TASK OBJECTIVE
Spot every line with the word "this" and return it.
-----
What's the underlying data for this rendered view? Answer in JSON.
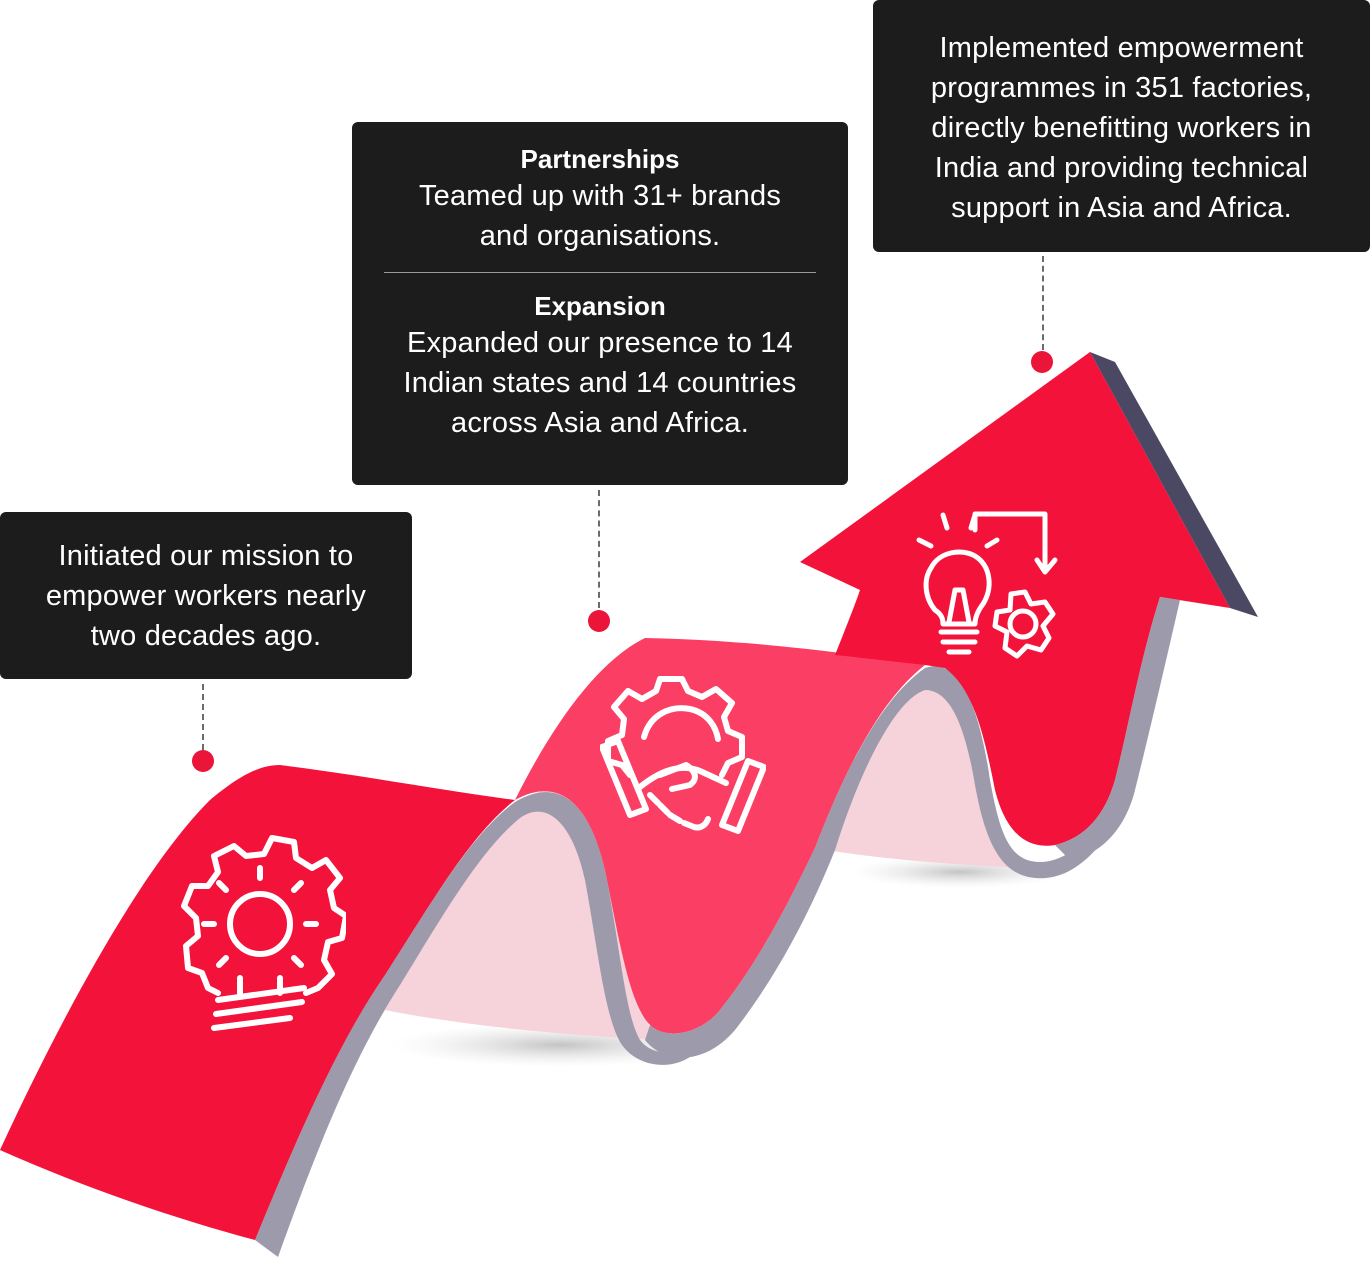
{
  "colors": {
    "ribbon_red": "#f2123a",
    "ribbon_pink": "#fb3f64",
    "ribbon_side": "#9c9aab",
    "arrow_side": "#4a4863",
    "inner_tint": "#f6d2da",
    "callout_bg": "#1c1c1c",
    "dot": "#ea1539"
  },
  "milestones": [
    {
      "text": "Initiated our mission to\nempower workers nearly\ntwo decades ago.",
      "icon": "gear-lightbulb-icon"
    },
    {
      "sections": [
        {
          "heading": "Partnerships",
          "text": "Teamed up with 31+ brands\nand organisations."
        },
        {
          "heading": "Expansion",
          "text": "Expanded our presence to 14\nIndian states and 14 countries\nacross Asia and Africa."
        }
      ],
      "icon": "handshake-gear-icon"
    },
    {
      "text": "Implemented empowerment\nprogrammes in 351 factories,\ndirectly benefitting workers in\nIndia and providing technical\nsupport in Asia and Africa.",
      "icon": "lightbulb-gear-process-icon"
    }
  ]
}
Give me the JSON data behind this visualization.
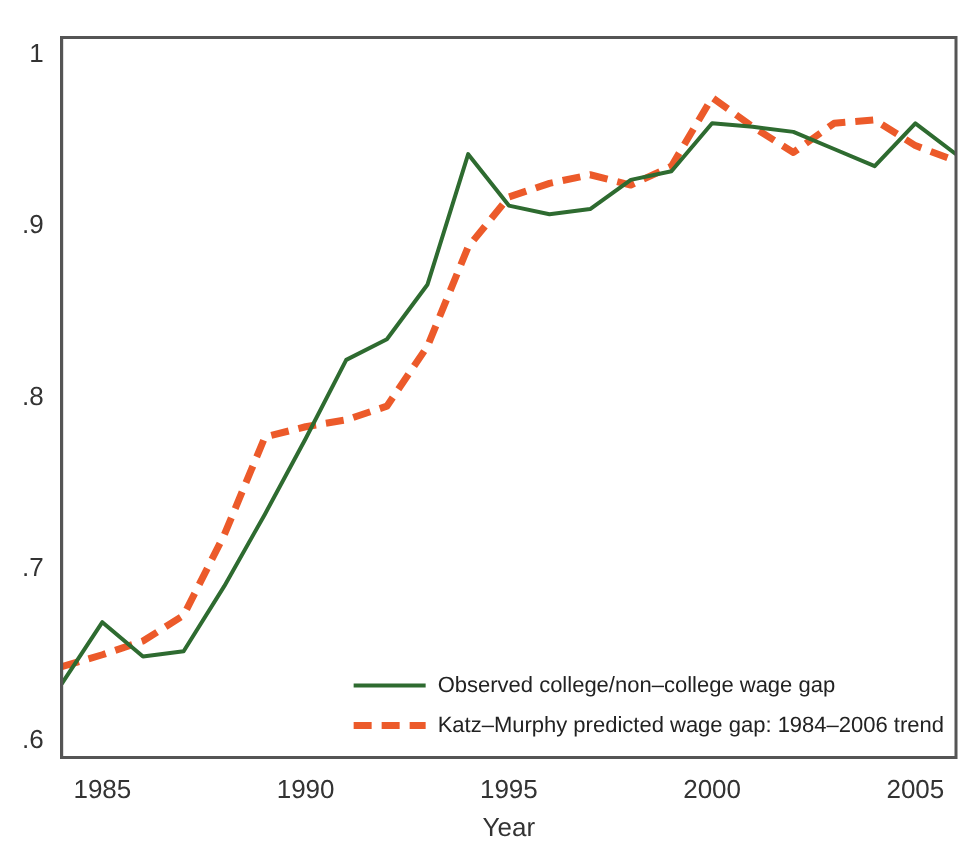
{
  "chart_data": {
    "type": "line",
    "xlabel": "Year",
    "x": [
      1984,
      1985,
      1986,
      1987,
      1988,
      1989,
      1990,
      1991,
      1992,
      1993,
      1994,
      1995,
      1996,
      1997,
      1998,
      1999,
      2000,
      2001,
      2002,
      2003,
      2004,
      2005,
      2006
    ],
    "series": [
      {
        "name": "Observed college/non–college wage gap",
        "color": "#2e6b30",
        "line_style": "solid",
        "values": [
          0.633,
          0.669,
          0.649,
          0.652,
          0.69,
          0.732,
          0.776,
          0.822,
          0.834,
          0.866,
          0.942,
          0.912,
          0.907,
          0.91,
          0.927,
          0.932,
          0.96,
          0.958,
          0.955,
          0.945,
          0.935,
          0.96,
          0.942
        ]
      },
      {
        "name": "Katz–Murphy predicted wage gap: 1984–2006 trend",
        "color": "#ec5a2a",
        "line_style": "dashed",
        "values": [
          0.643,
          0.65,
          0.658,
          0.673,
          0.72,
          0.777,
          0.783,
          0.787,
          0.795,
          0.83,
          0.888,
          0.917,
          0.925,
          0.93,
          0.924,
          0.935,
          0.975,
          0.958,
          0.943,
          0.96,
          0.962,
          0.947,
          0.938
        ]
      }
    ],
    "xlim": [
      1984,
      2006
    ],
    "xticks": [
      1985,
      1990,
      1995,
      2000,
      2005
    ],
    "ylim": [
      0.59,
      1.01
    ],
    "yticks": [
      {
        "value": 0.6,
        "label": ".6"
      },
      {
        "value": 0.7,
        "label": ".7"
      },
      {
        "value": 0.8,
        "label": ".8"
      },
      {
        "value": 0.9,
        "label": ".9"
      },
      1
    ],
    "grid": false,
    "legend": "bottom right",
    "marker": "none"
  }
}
-----
REPLY TO THE EXERCISE
What's the underlying data for this rendered view? Answer in JSON.
Give me the JSON data behind this visualization.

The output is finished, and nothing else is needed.